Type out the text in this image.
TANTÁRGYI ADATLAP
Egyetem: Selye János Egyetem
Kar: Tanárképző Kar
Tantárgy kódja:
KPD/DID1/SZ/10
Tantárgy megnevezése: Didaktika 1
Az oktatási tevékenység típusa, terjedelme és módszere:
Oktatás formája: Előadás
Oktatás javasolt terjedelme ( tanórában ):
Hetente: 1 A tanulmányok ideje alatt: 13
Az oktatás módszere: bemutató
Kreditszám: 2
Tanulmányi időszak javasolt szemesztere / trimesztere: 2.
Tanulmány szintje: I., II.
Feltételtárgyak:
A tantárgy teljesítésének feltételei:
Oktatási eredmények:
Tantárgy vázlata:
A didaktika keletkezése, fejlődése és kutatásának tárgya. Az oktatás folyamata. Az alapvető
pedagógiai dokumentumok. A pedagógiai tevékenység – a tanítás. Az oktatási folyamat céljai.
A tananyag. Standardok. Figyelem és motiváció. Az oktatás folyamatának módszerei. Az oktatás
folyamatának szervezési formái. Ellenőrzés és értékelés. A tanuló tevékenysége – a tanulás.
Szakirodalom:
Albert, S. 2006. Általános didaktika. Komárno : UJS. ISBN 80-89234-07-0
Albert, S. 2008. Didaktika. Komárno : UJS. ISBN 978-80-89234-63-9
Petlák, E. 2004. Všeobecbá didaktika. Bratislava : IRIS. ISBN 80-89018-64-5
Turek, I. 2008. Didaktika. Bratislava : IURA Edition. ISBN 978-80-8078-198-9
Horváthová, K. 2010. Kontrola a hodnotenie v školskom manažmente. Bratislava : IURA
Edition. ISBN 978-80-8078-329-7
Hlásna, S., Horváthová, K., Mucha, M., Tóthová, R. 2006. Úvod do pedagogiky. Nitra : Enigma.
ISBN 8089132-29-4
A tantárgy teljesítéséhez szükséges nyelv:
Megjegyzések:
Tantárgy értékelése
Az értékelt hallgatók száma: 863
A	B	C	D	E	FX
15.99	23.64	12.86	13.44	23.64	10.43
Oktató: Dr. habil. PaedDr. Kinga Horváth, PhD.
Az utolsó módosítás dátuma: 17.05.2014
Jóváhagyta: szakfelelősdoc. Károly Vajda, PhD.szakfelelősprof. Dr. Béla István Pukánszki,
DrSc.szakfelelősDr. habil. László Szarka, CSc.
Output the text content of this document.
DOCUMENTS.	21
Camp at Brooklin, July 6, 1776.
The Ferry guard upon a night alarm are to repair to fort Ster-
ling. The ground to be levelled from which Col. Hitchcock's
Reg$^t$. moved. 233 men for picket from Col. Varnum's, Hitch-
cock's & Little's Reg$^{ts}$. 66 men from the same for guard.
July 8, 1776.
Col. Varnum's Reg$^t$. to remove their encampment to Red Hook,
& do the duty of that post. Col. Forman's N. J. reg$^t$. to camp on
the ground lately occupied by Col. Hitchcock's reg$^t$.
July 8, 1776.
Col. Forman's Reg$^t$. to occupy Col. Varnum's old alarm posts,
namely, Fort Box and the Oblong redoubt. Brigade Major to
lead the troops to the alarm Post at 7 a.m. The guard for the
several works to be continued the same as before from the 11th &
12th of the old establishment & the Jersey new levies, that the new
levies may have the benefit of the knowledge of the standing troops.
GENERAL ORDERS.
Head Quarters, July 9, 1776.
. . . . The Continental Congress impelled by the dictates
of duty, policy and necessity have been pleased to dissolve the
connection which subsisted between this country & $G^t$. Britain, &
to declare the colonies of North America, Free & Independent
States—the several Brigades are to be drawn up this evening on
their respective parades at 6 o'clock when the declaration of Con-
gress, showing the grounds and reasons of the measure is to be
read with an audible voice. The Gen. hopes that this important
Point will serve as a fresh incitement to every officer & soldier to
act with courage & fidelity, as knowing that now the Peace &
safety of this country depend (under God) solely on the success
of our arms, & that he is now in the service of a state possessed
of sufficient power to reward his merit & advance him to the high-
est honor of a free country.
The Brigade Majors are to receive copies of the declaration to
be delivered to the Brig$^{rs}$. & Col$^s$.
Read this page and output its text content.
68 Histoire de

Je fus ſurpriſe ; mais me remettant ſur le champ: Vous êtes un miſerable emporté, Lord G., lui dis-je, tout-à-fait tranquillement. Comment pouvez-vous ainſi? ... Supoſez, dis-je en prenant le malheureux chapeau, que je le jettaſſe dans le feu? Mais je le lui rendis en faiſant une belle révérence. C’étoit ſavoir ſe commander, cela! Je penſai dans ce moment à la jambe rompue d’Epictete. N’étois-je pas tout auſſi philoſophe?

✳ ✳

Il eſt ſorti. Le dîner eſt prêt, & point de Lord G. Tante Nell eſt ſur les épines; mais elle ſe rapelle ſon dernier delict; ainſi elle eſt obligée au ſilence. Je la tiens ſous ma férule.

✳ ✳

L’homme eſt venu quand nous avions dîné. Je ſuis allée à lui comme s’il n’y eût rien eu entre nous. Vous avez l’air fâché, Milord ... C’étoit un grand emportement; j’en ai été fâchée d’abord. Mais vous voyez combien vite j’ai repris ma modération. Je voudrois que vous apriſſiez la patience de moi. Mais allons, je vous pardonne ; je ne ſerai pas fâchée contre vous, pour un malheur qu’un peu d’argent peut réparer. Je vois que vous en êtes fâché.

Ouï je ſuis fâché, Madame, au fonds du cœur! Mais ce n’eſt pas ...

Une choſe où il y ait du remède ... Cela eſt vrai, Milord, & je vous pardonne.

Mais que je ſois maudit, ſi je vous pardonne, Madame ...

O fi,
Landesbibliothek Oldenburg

What the task asks >>
Quote each line of the data above exactly as written.

Exercise answer >>
Type out the text in this image.
TANTÁRGYI ADATLAP
Egyetem: Selye János Egyetem
Kar: Tanárképző Kar
Tantárgy kódja:
KPD/DID1/SZ/10
Tantárgy megnevezése: Didaktika 1
Az oktatási tevékenység típusa, terjedelme és módszere:
Oktatás formája: Előadás
Oktatás javasolt terjedelme ( tanórában ):
Hetente: 1 A tanulmányok ideje alatt: 13
Az oktatás módszere: bemutató
Kreditszám: 2
Tanulmányi időszak javasolt szemesztere / trimesztere: 2.
Tanulmány szintje: I., II.
Feltételtárgyak:
A tantárgy teljesítésének feltételei:
Oktatási eredmények:
Tantárgy vázlata:
A didaktika keletkezése, fejlődése és kutatásának tárgya. Az oktatás folyamata. Az alapvető
pedagógiai dokumentumok. A pedagógiai tevékenység – a tanítás. Az oktatási folyamat céljai.
A tananyag. Standardok. Figyelem és motiváció. Az oktatás folyamatának módszerei. Az oktatás
folyamatának szervezési formái. Ellenőrzés és értékelés. A tanuló tevékenysége – a tanulás.
Szakirodalom:
Albert, S. 2006. Általános didaktika. Komárno : UJS. ISBN 80-89234-07-0
Albert, S. 2008. Didaktika. Komárno : UJS. ISBN 978-80-89234-63-9
Petlák, E. 2004. Všeobecbá didaktika. Bratislava : IRIS. ISBN 80-89018-64-5
Turek, I. 2008. Didaktika. Bratislava : IURA Edition. ISBN 978-80-8078-198-9
Horváthová, K. 2010. Kontrola a hodnotenie v školskom manažmente. Bratislava : IURA
Edition. ISBN 978-80-8078-329-7
Hlásna, S., Horváthová, K., Mucha, M., Tóthová, R. 2006. Úvod do pedagogiky. Nitra : Enigma.
ISBN 8089132-29-4
A tantárgy teljesítéséhez szükséges nyelv:
Megjegyzések:
Tantárgy értékelése
Az értékelt hallgatók száma: 863
A	B	C	D	E	FX
15.99	23.64	12.86	13.44	23.64	10.43
Oktató: Dr. habil. PaedDr. Kinga Horváth, PhD.
Az utolsó módosítás dátuma: 17.05.2014
Jóváhagyta: szakfelelősdoc. Károly Vajda, PhD.szakfelelősprof. Dr. Béla István Pukánszki,
DrSc.szakfelelősDr. habil. László Szarka, CSc.
Output the text content of this document.
DOCUMENTS.	21
Camp at Brooklin, July 6, 1776.
The Ferry guard upon a night alarm are to repair to fort Ster-
ling. The ground to be levelled from which Col. Hitchcock's
Reg$^t$. moved. 233 men for picket from Col. Varnum's, Hitch-
cock's & Little's Reg$^{ts}$. 66 men from the same for guard.
July 8, 1776.
Col. Varnum's Reg$^t$. to remove their encampment to Red Hook,
& do the duty of that post. Col. Forman's N. J. reg$^t$. to camp on
the ground lately occupied by Col. Hitchcock's reg$^t$.
July 8, 1776.
Col. Forman's Reg$^t$. to occupy Col. Varnum's old alarm posts,
namely, Fort Box and the Oblong redoubt. Brigade Major to
lead the troops to the alarm Post at 7 a.m. The guard for the
several works to be continued the same as before from the 11th &
12th of the old establishment & the Jersey new levies, that the new
levies may have the benefit of the knowledge of the standing troops.
GENERAL ORDERS.
Head Quarters, July 9, 1776.
. . . . The Continental Congress impelled by the dictates
of duty, policy and necessity have been pleased to dissolve the
connection which subsisted between this country & $G^t$. Britain, &
to declare the colonies of North America, Free & Independent
States—the several Brigades are to be drawn up this evening on
their respective parades at 6 o'clock when the declaration of Con-
gress, showing the grounds and reasons of the measure is to be
read with an audible voice. The Gen. hopes that this important
Point will serve as a fresh incitement to every officer & soldier to
act with courage & fidelity, as knowing that now the Peace &
safety of this country depend (under God) solely on the success
of our arms, & that he is now in the service of a state possessed
of sufficient power to reward his merit & advance him to the high-
est honor of a free country.
The Brigade Majors are to receive copies of the declaration to
be delivered to the Brig$^{rs}$. & Col$^s$.
Read this page and output its text content.
68 Histoire de

Je fus ſurpriſe ; mais me remettant ſur le champ: Vous êtes un miſerable emporté, Lord G., lui dis-je, tout-à-fait tranquillement. Comment pouvez-vous ainſi? ... Supoſez, dis-je en prenant le malheureux chapeau, que je le jettaſſe dans le feu? Mais je le lui rendis en faiſant une belle révérence. C’étoit ſavoir ſe commander, cela! Je penſai dans ce moment à la jambe rompue d’Epictete. N’étois-je pas tout auſſi philoſophe?

✳ ✳

Il eſt ſorti. Le dîner eſt prêt, & point de Lord G. Tante Nell eſt ſur les épines; mais elle ſe rapelle ſon dernier delict; ainſi elle eſt obligée au ſilence. Je la tiens ſous ma férule.

✳ ✳

L’homme eſt venu quand nous avions dîné. Je ſuis allée à lui comme s’il n’y eût rien eu entre nous. Vous avez l’air fâché, Milord ... C’étoit un grand emportement; j’en ai été fâchée d’abord. Mais vous voyez combien vite j’ai repris ma modération. Je voudrois que vous apriſſiez la patience de moi. Mais allons, je vous pardonne ; je ne ſerai pas fâchée contre vous, pour un malheur qu’un peu d’argent peut réparer. Je vois que vous en êtes fâché.

Ouï je ſuis fâché, Madame, au fonds du cœur! Mais ce n’eſt pas ...

Une choſe où il y ait du remède ... Cela eſt vrai, Milord, & je vous pardonne.

Mais que je ſois maudit, ſi je vous pardonne, Madame ...

O fi,
Landesbibliothek Oldenburg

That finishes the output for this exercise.